[Figure record listings]
========
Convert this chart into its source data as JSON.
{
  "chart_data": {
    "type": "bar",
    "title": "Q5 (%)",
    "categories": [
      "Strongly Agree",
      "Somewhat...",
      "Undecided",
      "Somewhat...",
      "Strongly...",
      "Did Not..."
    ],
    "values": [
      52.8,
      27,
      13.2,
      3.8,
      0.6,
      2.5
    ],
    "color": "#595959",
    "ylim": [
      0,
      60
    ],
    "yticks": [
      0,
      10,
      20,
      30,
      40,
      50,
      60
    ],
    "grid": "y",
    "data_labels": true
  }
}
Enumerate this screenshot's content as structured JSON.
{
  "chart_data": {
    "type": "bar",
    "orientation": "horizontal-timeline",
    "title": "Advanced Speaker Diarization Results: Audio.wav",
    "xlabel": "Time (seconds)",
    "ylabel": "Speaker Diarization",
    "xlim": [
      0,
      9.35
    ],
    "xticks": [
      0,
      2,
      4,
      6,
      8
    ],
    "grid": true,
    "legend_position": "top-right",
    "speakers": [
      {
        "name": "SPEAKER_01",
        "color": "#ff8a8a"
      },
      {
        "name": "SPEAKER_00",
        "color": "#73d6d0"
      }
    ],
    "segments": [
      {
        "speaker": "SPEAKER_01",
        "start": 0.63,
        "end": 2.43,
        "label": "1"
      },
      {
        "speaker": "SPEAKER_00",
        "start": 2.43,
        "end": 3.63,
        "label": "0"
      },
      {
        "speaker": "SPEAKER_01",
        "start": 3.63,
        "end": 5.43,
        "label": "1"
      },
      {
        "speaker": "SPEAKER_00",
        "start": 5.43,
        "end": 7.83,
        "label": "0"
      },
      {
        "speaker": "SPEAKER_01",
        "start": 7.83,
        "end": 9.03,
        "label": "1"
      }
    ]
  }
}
========
## Stated task
Copy out all of the lines above exactly.

## The solution
Convert this chart into its source data as JSON.
{
  "chart_data": {
    "type": "bar",
    "title": "Q5 (%)",
    "categories": [
      "Strongly Agree",
      "Somewhat...",
      "Undecided",
      "Somewhat...",
      "Strongly...",
      "Did Not..."
    ],
    "values": [
      52.8,
      27,
      13.2,
      3.8,
      0.6,
      2.5
    ],
    "color": "#595959",
    "ylim": [
      0,
      60
    ],
    "yticks": [
      0,
      10,
      20,
      30,
      40,
      50,
      60
    ],
    "grid": "y",
    "data_labels": true
  }
}
Enumerate this screenshot's content as structured JSON.
{
  "chart_data": {
    "type": "bar",
    "orientation": "horizontal-timeline",
    "title": "Advanced Speaker Diarization Results: Audio.wav",
    "xlabel": "Time (seconds)",
    "ylabel": "Speaker Diarization",
    "xlim": [
      0,
      9.35
    ],
    "xticks": [
      0,
      2,
      4,
      6,
      8
    ],
    "grid": true,
    "legend_position": "top-right",
    "speakers": [
      {
        "name": "SPEAKER_01",
        "color": "#ff8a8a"
      },
      {
        "name": "SPEAKER_00",
        "color": "#73d6d0"
      }
    ],
    "segments": [
      {
        "speaker": "SPEAKER_01",
        "start": 0.63,
        "end": 2.43,
        "label": "1"
      },
      {
        "speaker": "SPEAKER_00",
        "start": 2.43,
        "end": 3.63,
        "label": "0"
      },
      {
        "speaker": "SPEAKER_01",
        "start": 3.63,
        "end": 5.43,
        "label": "1"
      },
      {
        "speaker": "SPEAKER_00",
        "start": 5.43,
        "end": 7.83,
        "label": "0"
      },
      {
        "speaker": "SPEAKER_01",
        "start": 7.83,
        "end": 9.03,
        "label": "1"
      }
    ]
  }
}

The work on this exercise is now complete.